Collected data:
★ ★ ★

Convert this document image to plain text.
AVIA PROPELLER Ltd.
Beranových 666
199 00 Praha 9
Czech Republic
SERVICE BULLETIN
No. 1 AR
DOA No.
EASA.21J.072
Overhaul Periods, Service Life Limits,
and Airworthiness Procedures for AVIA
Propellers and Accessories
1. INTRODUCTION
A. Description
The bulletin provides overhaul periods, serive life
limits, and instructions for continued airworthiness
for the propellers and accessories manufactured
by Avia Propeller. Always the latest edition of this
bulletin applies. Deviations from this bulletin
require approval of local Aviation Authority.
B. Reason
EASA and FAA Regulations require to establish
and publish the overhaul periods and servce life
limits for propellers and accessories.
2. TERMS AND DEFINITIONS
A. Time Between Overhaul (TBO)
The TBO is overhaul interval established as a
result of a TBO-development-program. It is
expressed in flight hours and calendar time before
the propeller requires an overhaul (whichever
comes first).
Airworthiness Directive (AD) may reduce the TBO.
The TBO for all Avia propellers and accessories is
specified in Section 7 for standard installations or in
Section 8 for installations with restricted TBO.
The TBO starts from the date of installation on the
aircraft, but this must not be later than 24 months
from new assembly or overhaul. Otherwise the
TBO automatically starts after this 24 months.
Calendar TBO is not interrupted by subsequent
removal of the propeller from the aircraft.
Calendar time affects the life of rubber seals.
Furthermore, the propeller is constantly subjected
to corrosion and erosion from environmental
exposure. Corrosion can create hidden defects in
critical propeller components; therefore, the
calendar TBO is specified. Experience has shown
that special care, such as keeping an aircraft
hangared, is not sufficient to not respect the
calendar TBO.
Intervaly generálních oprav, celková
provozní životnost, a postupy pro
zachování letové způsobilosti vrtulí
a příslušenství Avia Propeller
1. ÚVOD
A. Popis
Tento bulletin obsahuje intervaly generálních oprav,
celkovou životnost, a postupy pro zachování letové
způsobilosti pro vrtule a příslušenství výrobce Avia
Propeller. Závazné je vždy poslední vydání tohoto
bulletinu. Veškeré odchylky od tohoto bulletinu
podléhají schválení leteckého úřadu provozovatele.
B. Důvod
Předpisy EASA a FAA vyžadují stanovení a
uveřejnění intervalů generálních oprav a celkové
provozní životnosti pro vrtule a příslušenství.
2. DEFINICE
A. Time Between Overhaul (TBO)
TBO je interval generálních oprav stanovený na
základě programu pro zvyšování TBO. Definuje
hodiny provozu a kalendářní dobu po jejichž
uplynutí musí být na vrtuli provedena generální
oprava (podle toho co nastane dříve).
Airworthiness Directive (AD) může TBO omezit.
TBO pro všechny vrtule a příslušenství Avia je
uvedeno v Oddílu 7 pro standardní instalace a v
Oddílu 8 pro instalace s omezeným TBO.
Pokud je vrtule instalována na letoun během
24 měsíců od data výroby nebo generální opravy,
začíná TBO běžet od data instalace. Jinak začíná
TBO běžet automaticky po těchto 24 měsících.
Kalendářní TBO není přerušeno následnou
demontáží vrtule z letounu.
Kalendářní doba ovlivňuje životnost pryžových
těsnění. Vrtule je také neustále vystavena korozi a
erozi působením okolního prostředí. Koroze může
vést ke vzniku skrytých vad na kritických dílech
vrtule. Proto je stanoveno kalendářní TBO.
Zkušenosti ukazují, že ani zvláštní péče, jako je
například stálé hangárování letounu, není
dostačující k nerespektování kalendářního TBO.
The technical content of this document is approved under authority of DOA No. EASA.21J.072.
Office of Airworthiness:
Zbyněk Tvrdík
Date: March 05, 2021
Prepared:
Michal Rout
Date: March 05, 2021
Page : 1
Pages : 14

★ ★ ★

Your task is to quote the listing above word for word.

Convert this document image to plain text.
AVIA PROPELLER Ltd.
Beranových 666
199 00 Praha 9
Czech Republic
SERVICE BULLETIN
No. 1 AR
DOA No.
EASA.21J.072
Overhaul Periods, Service Life Limits,
and Airworthiness Procedures for AVIA
Propellers and Accessories
1. INTRODUCTION
A. Description
The bulletin provides overhaul periods, serive life
limits, and instructions for continued airworthiness
for the propellers and accessories manufactured
by Avia Propeller. Always the latest edition of this
bulletin applies. Deviations from this bulletin
require approval of local Aviation Authority.
B. Reason
EASA and FAA Regulations require to establish
and publish the overhaul periods and servce life
limits for propellers and accessories.
2. TERMS AND DEFINITIONS
A. Time Between Overhaul (TBO)
The TBO is overhaul interval established as a
result of a TBO-development-program. It is
expressed in flight hours and calendar time before
the propeller requires an overhaul (whichever
comes first).
Airworthiness Directive (AD) may reduce the TBO.
The TBO for all Avia propellers and accessories is
specified in Section 7 for standard installations or in
Section 8 for installations with restricted TBO.
The TBO starts from the date of installation on the
aircraft, but this must not be later than 24 months
from new assembly or overhaul. Otherwise the
TBO automatically starts after this 24 months.
Calendar TBO is not interrupted by subsequent
removal of the propeller from the aircraft.
Calendar time affects the life of rubber seals.
Furthermore, the propeller is constantly subjected
to corrosion and erosion from environmental
exposure. Corrosion can create hidden defects in
critical propeller components; therefore, the
calendar TBO is specified. Experience has shown
that special care, such as keeping an aircraft
hangared, is not sufficient to not respect the
calendar TBO.
Intervaly generálních oprav, celková
provozní životnost, a postupy pro
zachování letové způsobilosti vrtulí
a příslušenství Avia Propeller
1. ÚVOD
A. Popis
Tento bulletin obsahuje intervaly generálních oprav,
celkovou životnost, a postupy pro zachování letové
způsobilosti pro vrtule a příslušenství výrobce Avia
Propeller. Závazné je vždy poslední vydání tohoto
bulletinu. Veškeré odchylky od tohoto bulletinu
podléhají schválení leteckého úřadu provozovatele.
B. Důvod
Předpisy EASA a FAA vyžadují stanovení a
uveřejnění intervalů generálních oprav a celkové
provozní životnosti pro vrtule a příslušenství.
2. DEFINICE
A. Time Between Overhaul (TBO)
TBO je interval generálních oprav stanovený na
základě programu pro zvyšování TBO. Definuje
hodiny provozu a kalendářní dobu po jejichž
uplynutí musí být na vrtuli provedena generální
oprava (podle toho co nastane dříve).
Airworthiness Directive (AD) může TBO omezit.
TBO pro všechny vrtule a příslušenství Avia je
uvedeno v Oddílu 7 pro standardní instalace a v
Oddílu 8 pro instalace s omezeným TBO.
Pokud je vrtule instalována na letoun během
24 měsíců od data výroby nebo generální opravy,
začíná TBO běžet od data instalace. Jinak začíná
TBO běžet automaticky po těchto 24 měsících.
Kalendářní TBO není přerušeno následnou
demontáží vrtule z letounu.
Kalendářní doba ovlivňuje životnost pryžových
těsnění. Vrtule je také neustále vystavena korozi a
erozi působením okolního prostředí. Koroze může
vést ke vzniku skrytých vad na kritických dílech
vrtule. Proto je stanoveno kalendářní TBO.
Zkušenosti ukazují, že ani zvláštní péče, jako je
například stálé hangárování letounu, není
dostačující k nerespektování kalendářního TBO.
The technical content of this document is approved under authority of DOA No. EASA.21J.072.
Office of Airworthiness:
Zbyněk Tvrdík
Date: March 05, 2021
Prepared:
Michal Rout
Date: March 05, 2021
Page : 1
Pages : 14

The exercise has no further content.